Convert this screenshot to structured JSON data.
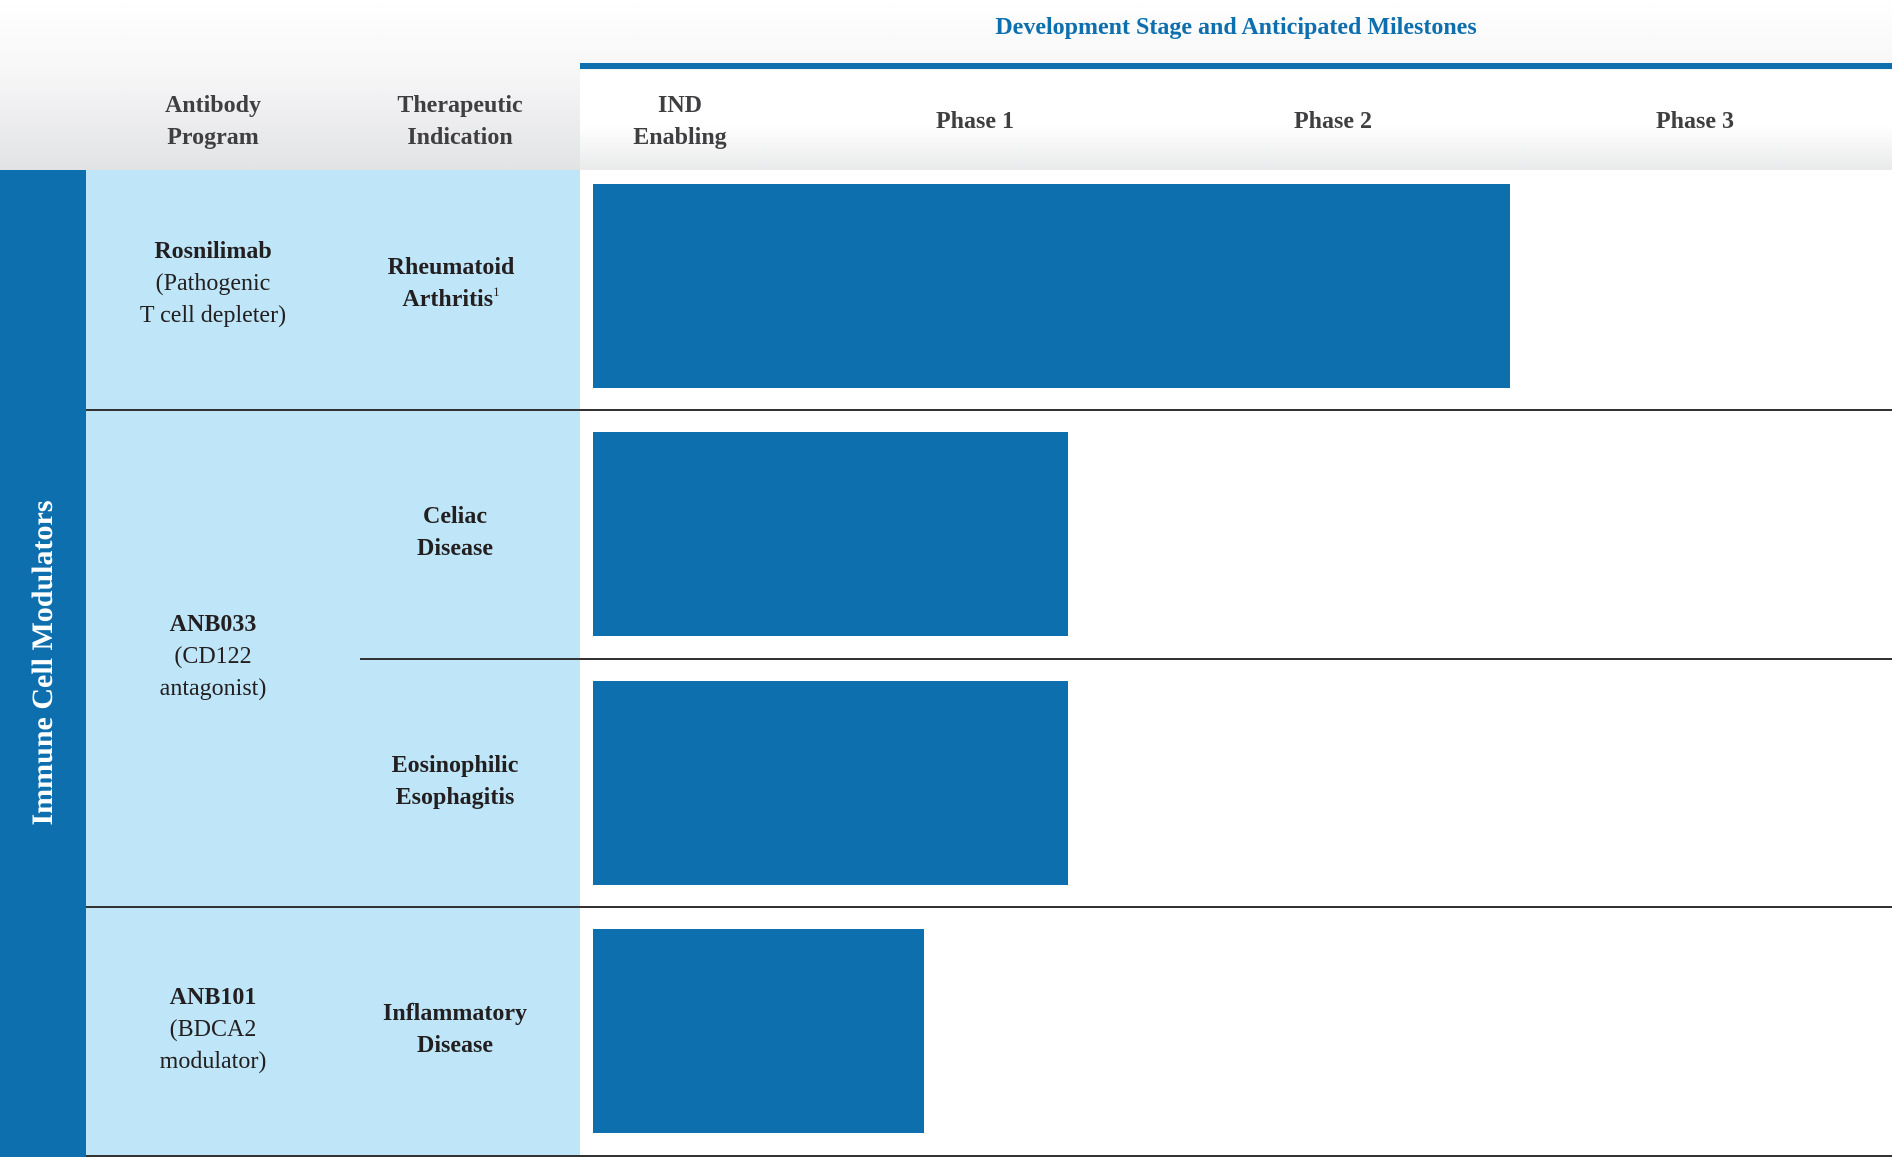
{
  "header": {
    "dev_title": "Development Stage and Anticipated Milestones",
    "antibody_program": [
      "Antibody",
      "Program"
    ],
    "therapeutic_indication": [
      "Therapeutic",
      "Indication"
    ]
  },
  "side_label": "Immune Cell Modulators",
  "programs": [
    {
      "name": "Rosnilimab",
      "desc": [
        "(Pathogenic",
        "T cell depleter)"
      ]
    },
    {
      "name": "ANB033",
      "desc": [
        "(CD122",
        "antagonist)"
      ]
    },
    {
      "name": "ANB101",
      "desc": [
        "(BDCA2",
        "modulator)"
      ]
    }
  ],
  "indications": [
    {
      "lines": [
        "Rheumatoid",
        "Arthritis"
      ],
      "footnote": "1"
    },
    {
      "lines": [
        "Celiac",
        "Disease"
      ]
    },
    {
      "lines": [
        "Eosinophilic",
        "Esophagitis"
      ]
    },
    {
      "lines": [
        "Inflammatory",
        "Disease"
      ]
    }
  ],
  "colors": {
    "accent": "#0e6faf",
    "light": "#bfe6f8"
  },
  "chart_data": {
    "type": "bar",
    "orientation": "horizontal",
    "title": "Development Stage and Anticipated Milestones",
    "stages": [
      "IND Enabling",
      "Phase 1",
      "Phase 2",
      "Phase 3"
    ],
    "stage_labels": [
      [
        "IND",
        "Enabling"
      ],
      [
        "Phase 1"
      ],
      [
        "Phase 2"
      ],
      [
        "Phase 3"
      ]
    ],
    "categories": [
      "Rheumatoid Arthritis",
      "Celiac Disease",
      "Eosinophilic Esophagitis",
      "Inflammatory Disease"
    ],
    "values": [
      3.0,
      1.8,
      1.8,
      1.4
    ],
    "value_unit": "stages completed (0-4 scale; each stage = 1)",
    "xlim": [
      0,
      4
    ]
  }
}
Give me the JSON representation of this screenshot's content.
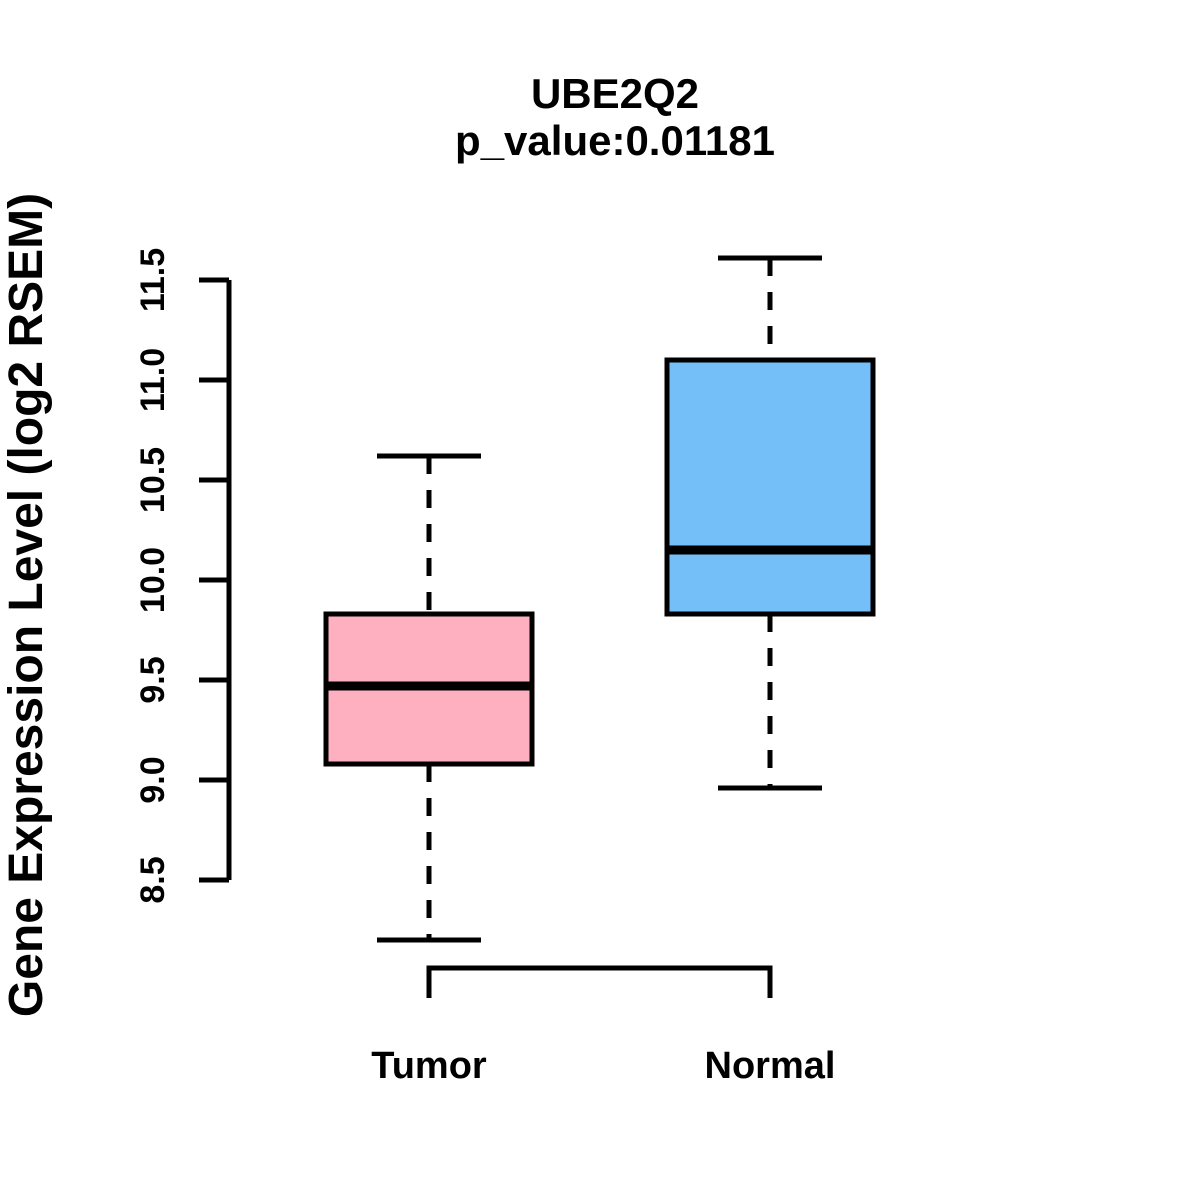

-*-*-

--- Task description ---
Search the records above for "stages". Copy each line where it is found.

--- Reply ---
    "stages": [
    "value_unit": "stages completed (0-4 scale; each stage = 1)",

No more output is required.